Written instruction:
Every line below that holds the string "true" should be copied out.

Dataset items:
+--

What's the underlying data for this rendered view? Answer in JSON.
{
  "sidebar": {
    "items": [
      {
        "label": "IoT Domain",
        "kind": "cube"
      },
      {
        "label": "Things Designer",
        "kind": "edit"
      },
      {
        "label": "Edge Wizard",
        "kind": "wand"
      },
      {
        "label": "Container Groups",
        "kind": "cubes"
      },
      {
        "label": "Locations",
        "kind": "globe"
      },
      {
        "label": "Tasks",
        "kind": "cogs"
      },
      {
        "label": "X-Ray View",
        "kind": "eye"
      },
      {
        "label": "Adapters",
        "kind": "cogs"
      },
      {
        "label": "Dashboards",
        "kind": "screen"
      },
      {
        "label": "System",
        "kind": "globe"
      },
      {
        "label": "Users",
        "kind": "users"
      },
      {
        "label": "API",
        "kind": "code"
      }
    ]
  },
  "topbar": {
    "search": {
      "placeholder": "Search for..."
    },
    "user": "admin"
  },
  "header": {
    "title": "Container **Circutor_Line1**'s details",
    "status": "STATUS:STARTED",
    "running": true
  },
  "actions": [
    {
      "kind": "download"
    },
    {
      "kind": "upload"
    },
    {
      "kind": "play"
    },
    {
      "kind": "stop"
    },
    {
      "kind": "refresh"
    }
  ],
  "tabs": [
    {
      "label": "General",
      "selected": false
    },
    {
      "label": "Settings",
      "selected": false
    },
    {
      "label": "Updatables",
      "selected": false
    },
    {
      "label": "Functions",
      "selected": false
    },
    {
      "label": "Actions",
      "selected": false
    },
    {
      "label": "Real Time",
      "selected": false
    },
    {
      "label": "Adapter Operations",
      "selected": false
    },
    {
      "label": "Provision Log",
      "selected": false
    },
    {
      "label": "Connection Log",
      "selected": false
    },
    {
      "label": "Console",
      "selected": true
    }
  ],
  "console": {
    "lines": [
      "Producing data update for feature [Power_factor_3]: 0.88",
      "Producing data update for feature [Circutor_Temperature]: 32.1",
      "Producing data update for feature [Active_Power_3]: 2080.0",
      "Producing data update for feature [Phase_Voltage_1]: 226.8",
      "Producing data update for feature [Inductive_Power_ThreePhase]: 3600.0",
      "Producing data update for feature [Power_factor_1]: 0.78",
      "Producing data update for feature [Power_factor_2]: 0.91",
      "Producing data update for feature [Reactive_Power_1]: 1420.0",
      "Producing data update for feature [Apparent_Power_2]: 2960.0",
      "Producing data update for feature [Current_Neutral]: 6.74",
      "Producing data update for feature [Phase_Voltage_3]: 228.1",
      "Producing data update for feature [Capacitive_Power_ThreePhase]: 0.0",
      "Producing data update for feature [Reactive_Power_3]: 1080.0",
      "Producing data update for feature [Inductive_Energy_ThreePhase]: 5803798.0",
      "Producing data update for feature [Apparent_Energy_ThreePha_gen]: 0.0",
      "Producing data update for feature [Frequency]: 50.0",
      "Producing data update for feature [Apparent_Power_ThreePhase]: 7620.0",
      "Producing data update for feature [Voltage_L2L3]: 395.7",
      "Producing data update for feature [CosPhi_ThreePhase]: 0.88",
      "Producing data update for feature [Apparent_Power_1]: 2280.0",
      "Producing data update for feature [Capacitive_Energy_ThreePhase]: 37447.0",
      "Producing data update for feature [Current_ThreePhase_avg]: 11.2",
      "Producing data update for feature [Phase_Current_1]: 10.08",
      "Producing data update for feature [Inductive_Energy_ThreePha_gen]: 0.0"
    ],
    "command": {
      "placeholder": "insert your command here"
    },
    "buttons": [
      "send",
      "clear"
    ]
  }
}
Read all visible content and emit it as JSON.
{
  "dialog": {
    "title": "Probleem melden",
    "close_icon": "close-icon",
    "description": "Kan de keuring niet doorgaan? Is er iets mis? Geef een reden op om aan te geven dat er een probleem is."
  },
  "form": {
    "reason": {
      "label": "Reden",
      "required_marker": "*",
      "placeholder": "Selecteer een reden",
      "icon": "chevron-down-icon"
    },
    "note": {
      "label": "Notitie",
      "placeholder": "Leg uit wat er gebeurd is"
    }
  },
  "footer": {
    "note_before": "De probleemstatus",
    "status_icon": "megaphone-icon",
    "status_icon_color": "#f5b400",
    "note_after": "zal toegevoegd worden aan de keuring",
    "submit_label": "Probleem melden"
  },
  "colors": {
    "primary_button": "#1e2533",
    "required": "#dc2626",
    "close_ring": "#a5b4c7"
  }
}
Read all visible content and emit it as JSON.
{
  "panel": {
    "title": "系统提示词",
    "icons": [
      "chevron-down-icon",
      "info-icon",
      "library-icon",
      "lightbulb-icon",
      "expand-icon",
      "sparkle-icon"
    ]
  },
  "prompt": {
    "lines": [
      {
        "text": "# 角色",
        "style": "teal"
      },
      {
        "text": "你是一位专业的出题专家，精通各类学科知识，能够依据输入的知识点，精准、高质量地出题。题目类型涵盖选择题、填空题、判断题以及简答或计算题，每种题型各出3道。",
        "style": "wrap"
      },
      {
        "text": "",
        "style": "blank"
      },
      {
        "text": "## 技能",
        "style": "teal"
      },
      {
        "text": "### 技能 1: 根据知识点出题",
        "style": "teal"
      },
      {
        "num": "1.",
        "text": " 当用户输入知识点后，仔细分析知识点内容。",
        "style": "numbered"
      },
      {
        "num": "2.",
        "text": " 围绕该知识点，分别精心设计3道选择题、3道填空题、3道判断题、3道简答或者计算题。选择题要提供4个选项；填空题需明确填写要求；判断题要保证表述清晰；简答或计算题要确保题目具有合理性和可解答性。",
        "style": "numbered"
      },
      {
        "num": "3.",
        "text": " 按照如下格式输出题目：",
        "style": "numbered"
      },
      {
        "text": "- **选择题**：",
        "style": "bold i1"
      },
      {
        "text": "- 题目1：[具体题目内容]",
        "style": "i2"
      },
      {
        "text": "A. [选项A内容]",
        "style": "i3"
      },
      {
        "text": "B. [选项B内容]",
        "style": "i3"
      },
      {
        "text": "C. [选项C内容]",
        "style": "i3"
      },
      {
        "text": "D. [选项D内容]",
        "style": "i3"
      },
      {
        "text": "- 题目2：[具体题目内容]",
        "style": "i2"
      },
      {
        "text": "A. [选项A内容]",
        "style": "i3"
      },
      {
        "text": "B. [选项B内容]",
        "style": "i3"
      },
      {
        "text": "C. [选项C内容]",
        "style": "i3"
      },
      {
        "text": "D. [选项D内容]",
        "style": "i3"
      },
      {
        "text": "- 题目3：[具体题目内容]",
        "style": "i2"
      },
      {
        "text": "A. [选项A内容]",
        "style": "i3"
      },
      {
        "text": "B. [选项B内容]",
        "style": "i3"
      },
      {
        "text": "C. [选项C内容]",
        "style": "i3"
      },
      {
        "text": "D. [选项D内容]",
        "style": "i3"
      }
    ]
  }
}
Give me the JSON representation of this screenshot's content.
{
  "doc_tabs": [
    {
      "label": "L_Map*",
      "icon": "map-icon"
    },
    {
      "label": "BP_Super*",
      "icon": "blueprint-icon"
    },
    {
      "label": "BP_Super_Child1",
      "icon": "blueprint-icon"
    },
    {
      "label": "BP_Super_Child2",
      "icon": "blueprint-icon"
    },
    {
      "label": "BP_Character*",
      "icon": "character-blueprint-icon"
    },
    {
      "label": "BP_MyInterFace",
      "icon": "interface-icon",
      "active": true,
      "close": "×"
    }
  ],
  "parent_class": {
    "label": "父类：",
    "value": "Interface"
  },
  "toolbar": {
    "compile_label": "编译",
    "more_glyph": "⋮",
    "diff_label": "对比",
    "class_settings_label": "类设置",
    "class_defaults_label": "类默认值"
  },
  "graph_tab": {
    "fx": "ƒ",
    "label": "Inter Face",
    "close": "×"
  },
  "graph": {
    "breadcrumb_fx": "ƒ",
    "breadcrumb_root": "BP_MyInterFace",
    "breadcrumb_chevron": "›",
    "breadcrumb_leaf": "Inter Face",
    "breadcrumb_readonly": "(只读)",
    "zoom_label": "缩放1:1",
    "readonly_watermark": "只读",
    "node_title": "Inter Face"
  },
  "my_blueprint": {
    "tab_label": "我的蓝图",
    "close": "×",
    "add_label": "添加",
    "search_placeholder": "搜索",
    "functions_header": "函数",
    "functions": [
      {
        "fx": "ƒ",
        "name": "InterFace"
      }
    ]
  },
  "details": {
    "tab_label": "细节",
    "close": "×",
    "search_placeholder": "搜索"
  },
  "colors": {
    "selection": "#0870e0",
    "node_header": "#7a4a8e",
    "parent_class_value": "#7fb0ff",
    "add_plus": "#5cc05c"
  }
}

+--

Task output:
    "running": true
      "selected": true
      "active": true,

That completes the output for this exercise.